* [What the exercise asks]
Give only the number of lines in the data that include the string "deepfake".
** START **
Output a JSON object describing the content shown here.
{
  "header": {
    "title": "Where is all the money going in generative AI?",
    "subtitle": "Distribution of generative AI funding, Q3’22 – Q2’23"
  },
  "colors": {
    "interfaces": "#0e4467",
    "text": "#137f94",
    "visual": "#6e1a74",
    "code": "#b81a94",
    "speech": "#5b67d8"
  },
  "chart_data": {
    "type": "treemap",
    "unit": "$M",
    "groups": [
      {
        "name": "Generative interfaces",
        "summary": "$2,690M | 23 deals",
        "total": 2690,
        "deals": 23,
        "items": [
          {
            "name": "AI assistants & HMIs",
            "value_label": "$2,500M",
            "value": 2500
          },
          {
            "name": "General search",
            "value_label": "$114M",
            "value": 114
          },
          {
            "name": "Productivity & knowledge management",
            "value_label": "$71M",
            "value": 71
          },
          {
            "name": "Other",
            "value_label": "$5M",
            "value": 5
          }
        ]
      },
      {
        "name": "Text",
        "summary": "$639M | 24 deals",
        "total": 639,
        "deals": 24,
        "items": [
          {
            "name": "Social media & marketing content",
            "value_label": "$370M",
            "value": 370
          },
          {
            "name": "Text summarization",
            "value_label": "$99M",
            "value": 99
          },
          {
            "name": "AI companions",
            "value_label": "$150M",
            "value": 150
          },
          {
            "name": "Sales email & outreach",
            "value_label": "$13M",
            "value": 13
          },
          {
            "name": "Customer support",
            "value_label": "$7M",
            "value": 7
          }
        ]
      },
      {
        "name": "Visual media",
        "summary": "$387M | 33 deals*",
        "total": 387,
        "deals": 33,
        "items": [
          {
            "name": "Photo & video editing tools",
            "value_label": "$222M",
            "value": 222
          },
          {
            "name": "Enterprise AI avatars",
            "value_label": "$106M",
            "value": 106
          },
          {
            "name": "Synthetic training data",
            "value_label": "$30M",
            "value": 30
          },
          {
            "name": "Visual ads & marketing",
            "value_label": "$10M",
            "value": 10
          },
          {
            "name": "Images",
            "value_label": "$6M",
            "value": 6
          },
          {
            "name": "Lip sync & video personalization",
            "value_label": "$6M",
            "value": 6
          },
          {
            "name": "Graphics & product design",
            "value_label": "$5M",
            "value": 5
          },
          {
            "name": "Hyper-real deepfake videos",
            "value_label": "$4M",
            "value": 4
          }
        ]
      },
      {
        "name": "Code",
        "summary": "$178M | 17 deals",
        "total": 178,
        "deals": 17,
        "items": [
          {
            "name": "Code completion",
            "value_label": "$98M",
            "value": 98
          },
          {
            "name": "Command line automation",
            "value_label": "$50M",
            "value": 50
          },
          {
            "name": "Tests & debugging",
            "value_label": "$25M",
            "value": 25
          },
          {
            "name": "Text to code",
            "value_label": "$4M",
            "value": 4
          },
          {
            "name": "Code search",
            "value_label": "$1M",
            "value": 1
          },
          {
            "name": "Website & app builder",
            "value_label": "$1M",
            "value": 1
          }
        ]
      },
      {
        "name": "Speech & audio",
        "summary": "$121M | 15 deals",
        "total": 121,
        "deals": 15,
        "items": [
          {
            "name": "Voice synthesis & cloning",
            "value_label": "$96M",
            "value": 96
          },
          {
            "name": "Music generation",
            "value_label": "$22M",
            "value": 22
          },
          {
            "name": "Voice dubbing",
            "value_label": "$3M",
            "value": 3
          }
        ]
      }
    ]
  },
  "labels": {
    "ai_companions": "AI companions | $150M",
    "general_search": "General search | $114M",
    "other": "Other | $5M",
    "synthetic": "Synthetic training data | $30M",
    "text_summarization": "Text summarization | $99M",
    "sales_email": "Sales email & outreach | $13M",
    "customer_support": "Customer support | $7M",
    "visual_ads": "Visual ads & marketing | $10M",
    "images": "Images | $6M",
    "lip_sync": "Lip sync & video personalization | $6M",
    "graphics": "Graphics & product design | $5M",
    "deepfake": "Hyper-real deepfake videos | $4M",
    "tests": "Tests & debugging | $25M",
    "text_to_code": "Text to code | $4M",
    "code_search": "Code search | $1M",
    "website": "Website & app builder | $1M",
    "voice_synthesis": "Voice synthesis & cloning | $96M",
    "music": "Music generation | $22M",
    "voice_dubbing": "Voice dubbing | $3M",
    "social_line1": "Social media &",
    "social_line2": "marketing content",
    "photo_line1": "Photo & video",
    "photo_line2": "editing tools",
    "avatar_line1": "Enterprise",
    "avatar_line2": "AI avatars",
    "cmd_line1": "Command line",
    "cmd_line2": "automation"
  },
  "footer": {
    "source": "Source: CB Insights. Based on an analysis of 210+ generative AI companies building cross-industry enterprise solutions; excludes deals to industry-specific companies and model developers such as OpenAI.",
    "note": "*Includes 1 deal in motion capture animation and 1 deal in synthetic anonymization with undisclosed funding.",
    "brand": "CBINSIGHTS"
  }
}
** END **
* [Output below]
2